━━ Data for the task

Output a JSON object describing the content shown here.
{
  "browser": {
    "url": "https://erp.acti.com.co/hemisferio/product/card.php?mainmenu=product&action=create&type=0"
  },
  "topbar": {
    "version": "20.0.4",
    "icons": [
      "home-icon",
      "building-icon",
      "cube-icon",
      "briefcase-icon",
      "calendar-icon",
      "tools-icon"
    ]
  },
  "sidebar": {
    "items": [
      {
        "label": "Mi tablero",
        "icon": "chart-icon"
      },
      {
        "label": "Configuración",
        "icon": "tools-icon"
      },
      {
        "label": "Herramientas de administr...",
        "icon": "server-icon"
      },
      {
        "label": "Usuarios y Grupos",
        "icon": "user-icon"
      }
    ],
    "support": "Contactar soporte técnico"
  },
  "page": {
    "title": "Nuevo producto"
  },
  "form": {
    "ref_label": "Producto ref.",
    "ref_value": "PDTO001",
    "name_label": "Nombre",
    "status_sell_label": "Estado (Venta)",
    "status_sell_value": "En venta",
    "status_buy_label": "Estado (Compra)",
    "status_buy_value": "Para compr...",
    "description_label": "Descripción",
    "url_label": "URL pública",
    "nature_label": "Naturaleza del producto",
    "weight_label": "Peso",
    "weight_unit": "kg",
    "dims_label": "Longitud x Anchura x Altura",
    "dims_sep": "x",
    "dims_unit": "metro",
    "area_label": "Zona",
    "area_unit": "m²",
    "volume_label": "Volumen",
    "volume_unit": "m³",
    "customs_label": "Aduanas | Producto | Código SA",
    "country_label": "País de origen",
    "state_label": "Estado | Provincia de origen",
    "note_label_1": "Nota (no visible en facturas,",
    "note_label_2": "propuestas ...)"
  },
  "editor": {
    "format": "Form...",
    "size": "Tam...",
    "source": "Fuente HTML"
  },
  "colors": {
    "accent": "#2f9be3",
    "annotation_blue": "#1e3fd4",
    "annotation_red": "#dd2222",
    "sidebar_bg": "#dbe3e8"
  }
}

━━━━

● **Short problem**: Filter out all lines lacking the word "Estado" and copy the rest.

● **Result**:
    "status_sell_label": "Estado (Venta)",
    "status_buy_label": "Estado (Compra)",
    "state_label": "Estado | Provincia de origen",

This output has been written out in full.